The request. Retype the whole listing, please, keeping every line exact and dropping the pictures.
====== Entries supplied ======
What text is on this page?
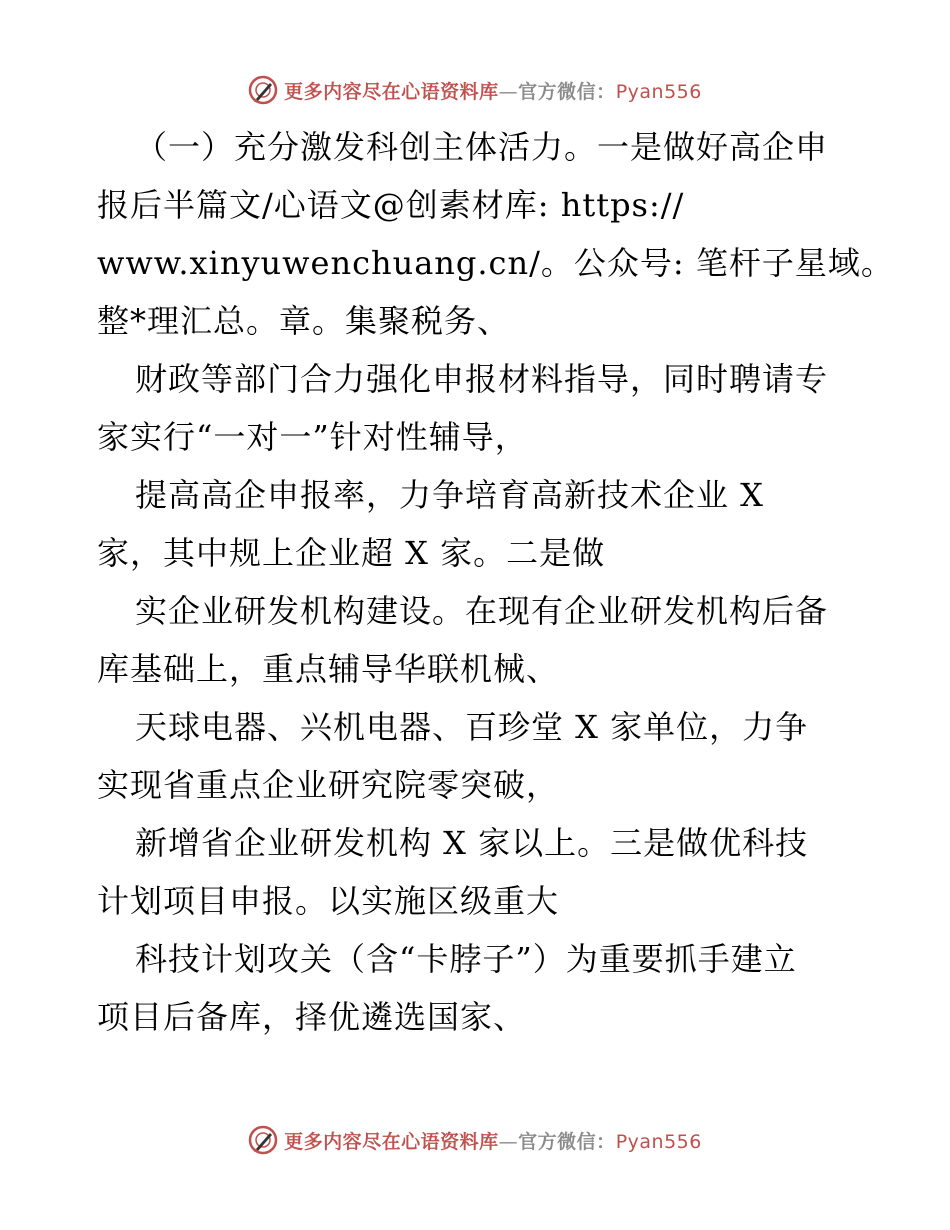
更多内容尽在心语资料库—官方微信：Pyan556
（一）充分激发科创主体活力。一是做好高企申
报后半篇文/心语文@创素材库: https://
www.xinyuwenchuang.cn/。公众号: 笔杆子星域。
整*理汇总。章。集聚税务、
财政等部门合力强化申报材料指导，同时聘请专
家实行“一对一”针对性辅导，
提高高企申报率，力争培育高新技术企业 X
家，其中规上企业超 X 家。二是做
实企业研发机构建设。在现有企业研发机构后备
库基础上，重点辅导华联机械、
天球电器、兴机电器、百珍堂 X 家单位，力争
实现省重点企业研究院零突破，
新增省企业研发机构 X 家以上。三是做优科技
计划项目申报。以实施区级重大
科技计划攻关（含“卡脖子”）为重要抓手建立
项目后备库，择优遴选国家、
更多内容尽在心语资料库—官方微信：Pyan556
======
Full answer.
What text is on this page?
更多内容尽在心语资料库—官方微信：Pyan556
（一）充分激发科创主体活力。一是做好高企申
报后半篇文/心语文@创素材库: https://
www.xinyuwenchuang.cn/。公众号: 笔杆子星域。
整*理汇总。章。集聚税务、
财政等部门合力强化申报材料指导，同时聘请专
家实行“一对一”针对性辅导，
提高高企申报率，力争培育高新技术企业 X
家，其中规上企业超 X 家。二是做
实企业研发机构建设。在现有企业研发机构后备
库基础上，重点辅导华联机械、
天球电器、兴机电器、百珍堂 X 家单位，力争
实现省重点企业研究院零突破，
新增省企业研发机构 X 家以上。三是做优科技
计划项目申报。以实施区级重大
科技计划攻关（含“卡脖子”）为重要抓手建立
项目后备库，择优遴选国家、
更多内容尽在心语资料库—官方微信：Pyan556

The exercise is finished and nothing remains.